■ EXERCISE INPUTS:
==========

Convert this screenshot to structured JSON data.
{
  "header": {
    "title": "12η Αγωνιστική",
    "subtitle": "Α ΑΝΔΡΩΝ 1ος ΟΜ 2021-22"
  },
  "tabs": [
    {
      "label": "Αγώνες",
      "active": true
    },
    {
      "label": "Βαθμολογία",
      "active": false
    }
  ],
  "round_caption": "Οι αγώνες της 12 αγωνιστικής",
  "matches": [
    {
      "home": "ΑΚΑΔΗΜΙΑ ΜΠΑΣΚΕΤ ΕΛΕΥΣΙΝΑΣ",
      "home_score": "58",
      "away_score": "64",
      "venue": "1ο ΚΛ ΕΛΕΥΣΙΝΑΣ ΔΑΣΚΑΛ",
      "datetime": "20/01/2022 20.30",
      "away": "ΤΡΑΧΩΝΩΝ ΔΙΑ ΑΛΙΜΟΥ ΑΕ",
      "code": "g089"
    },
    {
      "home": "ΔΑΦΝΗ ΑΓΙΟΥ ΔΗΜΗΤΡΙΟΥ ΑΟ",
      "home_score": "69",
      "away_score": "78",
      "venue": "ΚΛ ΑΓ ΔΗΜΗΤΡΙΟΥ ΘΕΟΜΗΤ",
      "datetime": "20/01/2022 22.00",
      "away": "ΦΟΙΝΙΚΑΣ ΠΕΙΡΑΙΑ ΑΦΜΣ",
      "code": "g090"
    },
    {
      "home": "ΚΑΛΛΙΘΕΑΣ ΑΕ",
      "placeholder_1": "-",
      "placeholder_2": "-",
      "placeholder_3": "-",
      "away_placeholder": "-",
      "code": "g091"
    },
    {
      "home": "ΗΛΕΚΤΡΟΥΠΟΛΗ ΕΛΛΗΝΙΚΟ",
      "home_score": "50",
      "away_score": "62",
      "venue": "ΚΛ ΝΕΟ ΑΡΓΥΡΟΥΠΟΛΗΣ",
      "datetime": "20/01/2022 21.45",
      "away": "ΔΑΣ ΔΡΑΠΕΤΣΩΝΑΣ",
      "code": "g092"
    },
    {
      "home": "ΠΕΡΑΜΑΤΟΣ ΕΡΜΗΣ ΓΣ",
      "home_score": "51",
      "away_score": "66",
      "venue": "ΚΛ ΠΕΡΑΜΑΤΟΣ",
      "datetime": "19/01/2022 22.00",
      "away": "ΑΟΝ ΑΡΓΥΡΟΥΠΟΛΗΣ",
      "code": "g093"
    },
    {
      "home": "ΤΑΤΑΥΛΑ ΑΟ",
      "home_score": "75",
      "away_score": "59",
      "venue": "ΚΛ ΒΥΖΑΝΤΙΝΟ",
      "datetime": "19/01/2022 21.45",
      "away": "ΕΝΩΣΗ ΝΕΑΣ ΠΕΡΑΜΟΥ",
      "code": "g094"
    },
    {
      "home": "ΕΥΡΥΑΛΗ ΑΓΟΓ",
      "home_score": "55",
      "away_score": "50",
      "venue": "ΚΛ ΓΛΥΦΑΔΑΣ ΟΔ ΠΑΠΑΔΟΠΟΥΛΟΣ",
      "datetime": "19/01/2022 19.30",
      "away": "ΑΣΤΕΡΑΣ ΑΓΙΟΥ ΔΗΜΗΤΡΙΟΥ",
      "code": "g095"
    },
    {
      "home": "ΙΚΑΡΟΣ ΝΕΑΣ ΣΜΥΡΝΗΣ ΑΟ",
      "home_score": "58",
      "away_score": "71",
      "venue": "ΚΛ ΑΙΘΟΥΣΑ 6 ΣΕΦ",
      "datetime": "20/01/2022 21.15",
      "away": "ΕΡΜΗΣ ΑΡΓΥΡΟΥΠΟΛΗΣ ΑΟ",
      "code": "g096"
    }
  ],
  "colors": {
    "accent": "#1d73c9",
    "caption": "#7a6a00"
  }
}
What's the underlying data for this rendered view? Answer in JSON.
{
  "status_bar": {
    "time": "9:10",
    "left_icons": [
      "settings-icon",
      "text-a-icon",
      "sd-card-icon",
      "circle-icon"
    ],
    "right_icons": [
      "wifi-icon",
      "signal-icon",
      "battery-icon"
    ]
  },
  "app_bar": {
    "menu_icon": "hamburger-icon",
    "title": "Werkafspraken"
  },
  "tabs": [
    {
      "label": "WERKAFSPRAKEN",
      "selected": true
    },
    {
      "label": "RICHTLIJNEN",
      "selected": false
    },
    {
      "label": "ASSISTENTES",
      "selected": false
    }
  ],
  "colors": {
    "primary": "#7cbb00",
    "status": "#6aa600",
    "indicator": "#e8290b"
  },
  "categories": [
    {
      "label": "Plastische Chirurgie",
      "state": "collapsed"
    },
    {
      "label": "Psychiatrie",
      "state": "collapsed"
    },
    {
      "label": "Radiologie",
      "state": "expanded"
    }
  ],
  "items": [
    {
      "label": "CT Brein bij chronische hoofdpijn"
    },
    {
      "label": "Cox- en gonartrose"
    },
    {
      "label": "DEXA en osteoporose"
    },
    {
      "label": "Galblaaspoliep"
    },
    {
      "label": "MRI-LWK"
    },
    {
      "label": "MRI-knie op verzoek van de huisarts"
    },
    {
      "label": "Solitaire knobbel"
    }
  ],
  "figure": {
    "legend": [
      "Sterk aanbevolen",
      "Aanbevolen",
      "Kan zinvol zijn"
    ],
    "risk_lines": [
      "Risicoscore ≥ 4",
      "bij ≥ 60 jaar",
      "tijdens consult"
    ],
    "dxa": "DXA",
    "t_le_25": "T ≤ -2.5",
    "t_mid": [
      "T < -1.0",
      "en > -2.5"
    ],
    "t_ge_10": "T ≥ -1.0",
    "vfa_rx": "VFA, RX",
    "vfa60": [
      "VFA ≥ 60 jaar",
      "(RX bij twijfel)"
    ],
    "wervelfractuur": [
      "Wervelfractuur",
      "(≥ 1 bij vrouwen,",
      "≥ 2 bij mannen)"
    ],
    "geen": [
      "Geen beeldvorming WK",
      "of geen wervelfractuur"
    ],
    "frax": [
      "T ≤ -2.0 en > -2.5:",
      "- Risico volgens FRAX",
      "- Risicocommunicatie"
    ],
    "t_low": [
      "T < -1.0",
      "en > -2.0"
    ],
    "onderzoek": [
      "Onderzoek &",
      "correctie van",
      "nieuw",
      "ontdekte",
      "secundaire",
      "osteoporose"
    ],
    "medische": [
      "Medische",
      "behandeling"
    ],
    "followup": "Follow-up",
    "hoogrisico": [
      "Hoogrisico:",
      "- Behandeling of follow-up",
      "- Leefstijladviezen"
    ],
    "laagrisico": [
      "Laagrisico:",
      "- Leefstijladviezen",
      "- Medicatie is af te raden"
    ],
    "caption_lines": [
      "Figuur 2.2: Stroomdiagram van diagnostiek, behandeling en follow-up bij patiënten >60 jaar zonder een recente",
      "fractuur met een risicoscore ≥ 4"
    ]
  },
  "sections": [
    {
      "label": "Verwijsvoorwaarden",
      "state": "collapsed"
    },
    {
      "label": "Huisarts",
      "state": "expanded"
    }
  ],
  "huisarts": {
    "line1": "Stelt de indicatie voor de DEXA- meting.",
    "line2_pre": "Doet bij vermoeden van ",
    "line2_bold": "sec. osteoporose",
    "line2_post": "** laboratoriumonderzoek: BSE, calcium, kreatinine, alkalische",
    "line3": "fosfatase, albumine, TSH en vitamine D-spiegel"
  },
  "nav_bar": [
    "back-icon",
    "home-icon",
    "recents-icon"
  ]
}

==========

■ SHORT EXERCISE:
Pick out each line containing the string "ΕΡΜΗΣ" and copy it.

■ EXERCISE RESULT:
      "home": "ΠΕΡΑΜΑΤΟΣ ΕΡΜΗΣ ΓΣ",
      "away": "ΕΡΜΗΣ ΑΡΓΥΡΟΥΠΟΛΗΣ ΑΟ",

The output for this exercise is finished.